> [LISTED RECORDS]
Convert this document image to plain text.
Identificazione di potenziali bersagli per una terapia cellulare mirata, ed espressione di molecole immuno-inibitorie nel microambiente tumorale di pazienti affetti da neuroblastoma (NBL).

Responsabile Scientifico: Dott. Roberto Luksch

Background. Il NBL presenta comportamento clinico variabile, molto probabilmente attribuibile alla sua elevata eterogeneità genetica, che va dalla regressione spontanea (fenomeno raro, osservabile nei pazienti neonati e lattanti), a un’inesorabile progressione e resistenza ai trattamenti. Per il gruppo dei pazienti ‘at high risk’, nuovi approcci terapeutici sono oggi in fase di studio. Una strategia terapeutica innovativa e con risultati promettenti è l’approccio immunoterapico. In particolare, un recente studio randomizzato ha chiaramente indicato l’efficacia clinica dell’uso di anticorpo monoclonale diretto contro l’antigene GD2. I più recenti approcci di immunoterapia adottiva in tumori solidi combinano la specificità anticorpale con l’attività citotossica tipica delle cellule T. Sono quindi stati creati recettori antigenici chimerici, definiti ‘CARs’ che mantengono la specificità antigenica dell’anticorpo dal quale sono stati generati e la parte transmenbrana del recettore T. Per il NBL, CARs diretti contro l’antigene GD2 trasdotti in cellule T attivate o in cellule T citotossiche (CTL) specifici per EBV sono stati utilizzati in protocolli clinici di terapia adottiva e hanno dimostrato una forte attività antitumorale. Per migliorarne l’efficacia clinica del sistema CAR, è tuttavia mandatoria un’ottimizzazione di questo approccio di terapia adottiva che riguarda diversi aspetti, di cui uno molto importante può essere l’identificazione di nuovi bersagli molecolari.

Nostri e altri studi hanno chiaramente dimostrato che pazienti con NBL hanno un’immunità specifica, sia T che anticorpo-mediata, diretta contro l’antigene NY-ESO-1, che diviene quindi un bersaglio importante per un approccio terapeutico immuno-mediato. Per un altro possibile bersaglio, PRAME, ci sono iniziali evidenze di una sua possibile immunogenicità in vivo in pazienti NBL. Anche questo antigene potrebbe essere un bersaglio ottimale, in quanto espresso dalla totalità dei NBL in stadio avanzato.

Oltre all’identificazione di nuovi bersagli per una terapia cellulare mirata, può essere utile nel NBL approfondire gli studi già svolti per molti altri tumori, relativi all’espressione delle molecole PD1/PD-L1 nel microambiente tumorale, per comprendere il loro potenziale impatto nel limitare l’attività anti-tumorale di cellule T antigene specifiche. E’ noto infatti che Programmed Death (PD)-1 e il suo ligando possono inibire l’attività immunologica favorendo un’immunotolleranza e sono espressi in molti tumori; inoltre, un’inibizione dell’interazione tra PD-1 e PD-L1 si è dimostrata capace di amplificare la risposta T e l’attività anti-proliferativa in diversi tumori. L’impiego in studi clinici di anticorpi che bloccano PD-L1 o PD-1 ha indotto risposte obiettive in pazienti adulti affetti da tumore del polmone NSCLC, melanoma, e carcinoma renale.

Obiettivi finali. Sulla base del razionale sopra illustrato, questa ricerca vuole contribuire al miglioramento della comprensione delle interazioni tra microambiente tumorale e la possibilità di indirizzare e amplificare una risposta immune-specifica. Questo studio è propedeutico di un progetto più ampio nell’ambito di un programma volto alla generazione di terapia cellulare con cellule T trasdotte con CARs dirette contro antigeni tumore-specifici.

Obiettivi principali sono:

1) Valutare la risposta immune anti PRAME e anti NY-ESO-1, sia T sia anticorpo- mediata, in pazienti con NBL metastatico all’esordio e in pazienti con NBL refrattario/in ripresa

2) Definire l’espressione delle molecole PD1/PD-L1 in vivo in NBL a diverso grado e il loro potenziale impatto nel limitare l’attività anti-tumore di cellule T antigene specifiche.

> [WORK TASK]
The response should consist of every record above, reproduced exactly.

> [WRITTEN REPLY]
Convert this document image to plain text.
Identificazione di potenziali bersagli per una terapia cellulare mirata, ed espressione di molecole immuno-inibitorie nel microambiente tumorale di pazienti affetti da neuroblastoma (NBL).

Responsabile Scientifico: Dott. Roberto Luksch

Background. Il NBL presenta comportamento clinico variabile, molto probabilmente attribuibile alla sua elevata eterogeneità genetica, che va dalla regressione spontanea (fenomeno raro, osservabile nei pazienti neonati e lattanti), a un’inesorabile progressione e resistenza ai trattamenti. Per il gruppo dei pazienti ‘at high risk’, nuovi approcci terapeutici sono oggi in fase di studio. Una strategia terapeutica innovativa e con risultati promettenti è l’approccio immunoterapico. In particolare, un recente studio randomizzato ha chiaramente indicato l’efficacia clinica dell’uso di anticorpo monoclonale diretto contro l’antigene GD2. I più recenti approcci di immunoterapia adottiva in tumori solidi combinano la specificità anticorpale con l’attività citotossica tipica delle cellule T. Sono quindi stati creati recettori antigenici chimerici, definiti ‘CARs’ che mantengono la specificità antigenica dell’anticorpo dal quale sono stati generati e la parte transmenbrana del recettore T. Per il NBL, CARs diretti contro l’antigene GD2 trasdotti in cellule T attivate o in cellule T citotossiche (CTL) specifici per EBV sono stati utilizzati in protocolli clinici di terapia adottiva e hanno dimostrato una forte attività antitumorale. Per migliorarne l’efficacia clinica del sistema CAR, è tuttavia mandatoria un’ottimizzazione di questo approccio di terapia adottiva che riguarda diversi aspetti, di cui uno molto importante può essere l’identificazione di nuovi bersagli molecolari.

Nostri e altri studi hanno chiaramente dimostrato che pazienti con NBL hanno un’immunità specifica, sia T che anticorpo-mediata, diretta contro l’antigene NY-ESO-1, che diviene quindi un bersaglio importante per un approccio terapeutico immuno-mediato. Per un altro possibile bersaglio, PRAME, ci sono iniziali evidenze di una sua possibile immunogenicità in vivo in pazienti NBL. Anche questo antigene potrebbe essere un bersaglio ottimale, in quanto espresso dalla totalità dei NBL in stadio avanzato.

Oltre all’identificazione di nuovi bersagli per una terapia cellulare mirata, può essere utile nel NBL approfondire gli studi già svolti per molti altri tumori, relativi all’espressione delle molecole PD1/PD-L1 nel microambiente tumorale, per comprendere il loro potenziale impatto nel limitare l’attività anti-tumorale di cellule T antigene specifiche. E’ noto infatti che Programmed Death (PD)-1 e il suo ligando possono inibire l’attività immunologica favorendo un’immunotolleranza e sono espressi in molti tumori; inoltre, un’inibizione dell’interazione tra PD-1 e PD-L1 si è dimostrata capace di amplificare la risposta T e l’attività anti-proliferativa in diversi tumori. L’impiego in studi clinici di anticorpi che bloccano PD-L1 o PD-1 ha indotto risposte obiettive in pazienti adulti affetti da tumore del polmone NSCLC, melanoma, e carcinoma renale.

Obiettivi finali. Sulla base del razionale sopra illustrato, questa ricerca vuole contribuire al miglioramento della comprensione delle interazioni tra microambiente tumorale e la possibilità di indirizzare e amplificare una risposta immune-specifica. Questo studio è propedeutico di un progetto più ampio nell’ambito di un programma volto alla generazione di terapia cellulare con cellule T trasdotte con CARs dirette contro antigeni tumore-specifici.

Obiettivi principali sono:

1) Valutare la risposta immune anti PRAME e anti NY-ESO-1, sia T sia anticorpo- mediata, in pazienti con NBL metastatico all’esordio e in pazienti con NBL refrattario/in ripresa

2) Definire l’espressione delle molecole PD1/PD-L1 in vivo in NBL a diverso grado e il loro potenziale impatto nel limitare l’attività anti-tumore di cellule T antigene specifiche.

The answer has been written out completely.